§ TASK TO COMPLETE:
Give every line from the entries that contains "with".

§ Records contained in a dataset:

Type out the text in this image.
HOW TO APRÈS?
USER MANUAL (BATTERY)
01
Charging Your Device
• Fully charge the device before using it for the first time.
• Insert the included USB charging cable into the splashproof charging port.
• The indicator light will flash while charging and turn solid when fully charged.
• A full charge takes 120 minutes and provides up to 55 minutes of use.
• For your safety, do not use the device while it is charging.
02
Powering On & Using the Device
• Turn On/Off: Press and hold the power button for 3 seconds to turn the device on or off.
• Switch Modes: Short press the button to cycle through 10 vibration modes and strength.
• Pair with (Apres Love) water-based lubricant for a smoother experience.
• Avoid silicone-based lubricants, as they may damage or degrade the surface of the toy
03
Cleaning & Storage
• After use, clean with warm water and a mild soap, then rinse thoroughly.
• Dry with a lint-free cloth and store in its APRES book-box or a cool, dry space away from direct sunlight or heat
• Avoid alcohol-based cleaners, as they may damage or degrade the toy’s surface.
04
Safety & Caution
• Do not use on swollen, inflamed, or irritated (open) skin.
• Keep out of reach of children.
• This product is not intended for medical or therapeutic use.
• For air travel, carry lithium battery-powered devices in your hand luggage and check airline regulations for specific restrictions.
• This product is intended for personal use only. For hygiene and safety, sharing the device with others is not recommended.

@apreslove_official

§ RIGHT ANSWER:
• Pair with (Apres Love) water-based lubricant for a smoother experience.
• After use, clean with warm water and a mild soap, then rinse thoroughly.
• Dry with a lint-free cloth and store in its APRES book-box or a cool, dry space away from direct sunlight or heat
• This product is intended for personal use only. For hygiene and safety, sharing the device with others is not recommended.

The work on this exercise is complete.